» Texto fornecido:
Título: Brasil ignora ameaça de Chávez, critica Uribe e quer apuração na OEA
Autor: Rittner, Daniel
Fonte: Valor Econômico, 04/03/2008, Internacional, p. A14

Recusando-se a fazer críticas diretas à mobilização de tropas pelo presidente da Venezuela, Hugo Chávez, o governo brasileiro condenou a ofensiva militar que resultou na morte de guerrilheiros colombianos e cobrou de Bogotá um pedido de desculpas "mais explícito" ao Equador, que ontem rompeu formalmente relações diplomáticas com a Colômbia. A Venezuela expulsou o embaixador colombiano, mas não estava claro ontem se romperia definitivamente a relação com Bogotá.

O ministro das Relações Exteriores, Celso Amorim, reconheceu que a crise entre Colômbia e Equador é "altamente preocupante" e "extremamente grave", ressaltando que "a violação territorial é condenável". O uso dessas expressões - pouco freqüentes no intrincado jargão diplomático - refletiu o nível de tensão com que o Itamaraty e o Palácio do Planalto trataram, nas últimas 48 horas, a possibilidade de um conflito armado entre os dois países, com participação também da Venezuela de Chávez.

O presidente Luiz Inácio Lula da Silva telefonou aos presidentes do Equador, Rafael Correa, e da Colômbia, Álvaro Uribe. Do primeiro, segundo relato de Amorim, ouviu que as desculpas apresentadas por Uribe eram "insuficientes".

Já o presidente colombiano reiterou a Lula que mantinha as "qualificações" do pedido - ou seja, que o ataque não podia ser evitado e era uma resposta às Farc. Diante do impasse, o próprio Lula orientou Amorim a mobilizar os governos latino-americanos para uma reunião de emergência na Organização dos Estados Americanos (OEA), hoje em Washington.

(Registros de limites dos elementos)
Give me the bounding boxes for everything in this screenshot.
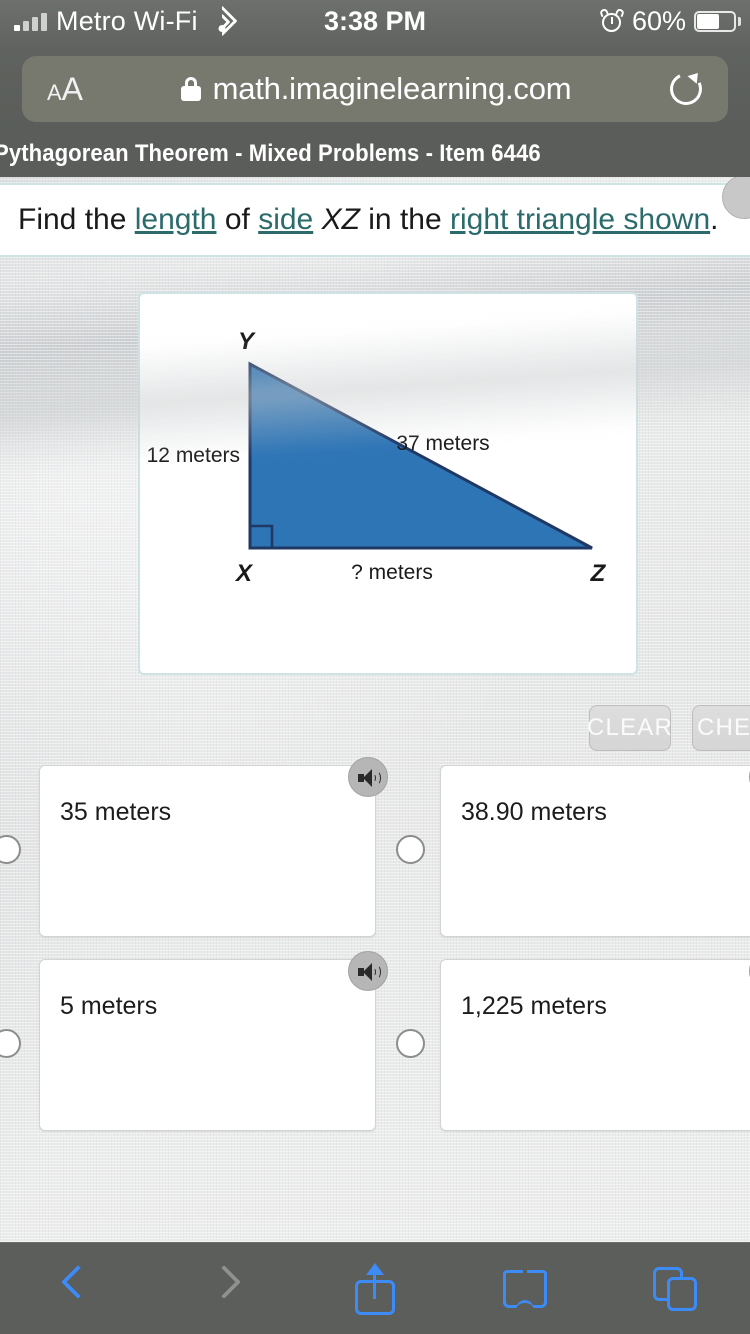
- answer-card-2[interactable]: 38.90 meters: [440, 765, 750, 937]
- answer-option-4[interactable]: 1,225 meters: [375, 951, 750, 1139]
- check-button[interactable]: CHECK: [692, 705, 750, 751]
- book-icon: [503, 1269, 547, 1310]
- question-prefix: Find the: [18, 203, 135, 236]
- tabs-icon: [653, 1266, 697, 1311]
- back-button[interactable]: [0, 1243, 150, 1334]
- action-row: CLEAR CHECK: [0, 705, 750, 751]
- glossary-link-side[interactable]: side: [258, 203, 313, 236]
- question-suffix: .: [710, 203, 719, 236]
- answer-radio-2[interactable]: [396, 835, 425, 864]
- answer-card-1[interactable]: 35 meters: [39, 765, 376, 937]
- answer-label-3: 5 meters: [60, 992, 158, 1020]
- url-bar[interactable]: AA math.imaginelearning.com: [22, 56, 728, 122]
- share-button[interactable]: [300, 1243, 450, 1334]
- question-bar: Find the length of side XZ in the right …: [0, 177, 750, 257]
- segment-name: XZ: [321, 203, 360, 236]
- battery-icon: [694, 10, 741, 32]
- back-chevron-icon: [61, 1264, 95, 1312]
- answer-radio-3[interactable]: [0, 1029, 21, 1058]
- side-label-vertical: 12 meters: [147, 444, 240, 467]
- page-title: Pythagorean Theorem - Mixed Problems - I…: [0, 139, 541, 167]
- answer-label-2: 38.90 meters: [461, 798, 607, 826]
- battery-percent-label: 60%: [631, 6, 686, 36]
- bookmarks-button[interactable]: [450, 1243, 600, 1334]
- vertex-label-y: Y: [238, 328, 256, 355]
- glossary-link-right-triangle[interactable]: right triangle shown: [450, 203, 710, 236]
- screen: Metro Wi-Fi 3:38 PM 60% AA math.imaginel…: [0, 0, 750, 1334]
- glossary-link-length[interactable]: length: [135, 203, 217, 236]
- page-title-bar: Pythagorean Theorem - Mixed Problems - I…: [0, 130, 750, 177]
- reload-button[interactable]: [644, 68, 728, 110]
- question-mid-3: in the: [359, 203, 450, 236]
- answer-option-1[interactable]: 35 meters: [0, 757, 420, 945]
- answer-card-3[interactable]: 5 meters: [39, 959, 376, 1131]
- share-icon: [355, 1262, 395, 1315]
- clear-button[interactable]: CLEAR: [587, 705, 672, 751]
- text-size-button[interactable]: AA: [22, 71, 108, 108]
- address-field[interactable]: math.imaginelearning.com: [108, 71, 644, 107]
- url-text: math.imaginelearning.com: [212, 71, 572, 106]
- question-mid-2: [313, 203, 321, 236]
- answer-option-2[interactable]: 38.90 meters: [375, 757, 750, 945]
- vertex-label-z: Z: [590, 560, 607, 587]
- reload-icon: [665, 68, 707, 110]
- diagram-card: Y X Z 12 meters 37 meters ? meters: [138, 292, 638, 675]
- question-text: Find the length of side XZ in the right …: [0, 203, 718, 237]
- question-speaker-button[interactable]: [722, 177, 750, 219]
- side-label-hypotenuse: 37 meters: [396, 432, 489, 455]
- answer-card-4[interactable]: 1,225 meters: [440, 959, 750, 1131]
- tabs-button[interactable]: [600, 1243, 750, 1334]
- answer-radio-4[interactable]: [396, 1029, 425, 1058]
- lock-icon: [180, 77, 201, 101]
- answer-label-4: 1,225 meters: [461, 992, 607, 1020]
- status-bar-right: 60%: [598, 6, 741, 36]
- browser-url-bar-area: AA math.imaginelearning.com: [0, 52, 750, 130]
- web-content: Find the length of side XZ in the right …: [0, 177, 750, 1242]
- vertex-label-x: X: [234, 560, 254, 587]
- alarm-clock-icon: [598, 7, 625, 33]
- side-label-horizontal: ? meters: [351, 561, 433, 584]
- answer-option-3[interactable]: 5 meters: [0, 951, 420, 1139]
- question-mid-1: of: [216, 203, 259, 236]
- answer-label-1: 35 meters: [60, 798, 172, 826]
- answer-radio-1[interactable]: [0, 835, 21, 864]
- browser-toolbar: [0, 1242, 750, 1334]
- status-bar: Metro Wi-Fi 3:38 PM 60%: [0, 0, 750, 52]
- forward-button[interactable]: [150, 1243, 300, 1334]
- triangle-shape: [248, 361, 593, 550]
- right-triangle-figure: Y X Z 12 meters 37 meters ? meters: [147, 328, 607, 587]
- forward-chevron-icon: [207, 1264, 241, 1312]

» O pedido: Continue a reportagem sobre a posição do Brasil diante da crise entre Colômbia e Equador, começando logo após a última frase.

» Resposta escrita:
O Brasil tentará convencer Colômbia e Equador a aceitar a criação de um comitê de investigação, liderado pelo próprio secretário-geral da OEA, o chileno José Miguel Insulza, para apurar em que condições ocorreu a invasão do território equatoriano por tropas colombianas. "O governo colombiano tem uma versão, e o governo do Equador tem outra. Somente uma investigação pode esclarecer", disse Amorim.

O chanceler procurou deixar claro - enfatizando esse comentário pelo menos cinco vezes durante sua entrevista - que a responsabilidade por "baixar a temperatura" da crise é da Colômbia e lembrou que a inviolabilidade do território é um "princípio basilar" das relações internacionais. "Uma violação territorial é algo condenável", afirmou Amorim, completando com a ressalva de que algumas circunstâncias específicas podem relativizar esse conceito.

"Mas o ônus da prova fica do lado de quem cometeu a infração, que coloca em insegurança todos os Estados da região, sobretudo os menores. Não há uma negativa de que houve essa invasão. Há discrepâncias em relação às circunstâncias", observou o ministro, uma hora após receber a notícia de que Quito havia rompido relações diplomáticas com Bogotá. Em seguida, ele sugeriu à Colômbia "um pedido de desculpas não tão condicionado e ao mesmo tempo a garantia de que isso não se repita". "Se um vizinho entra na sua casa, a primeira coisa que ele faz é pedir desculpas. A segunda coisa é explicar por que fez aquilo."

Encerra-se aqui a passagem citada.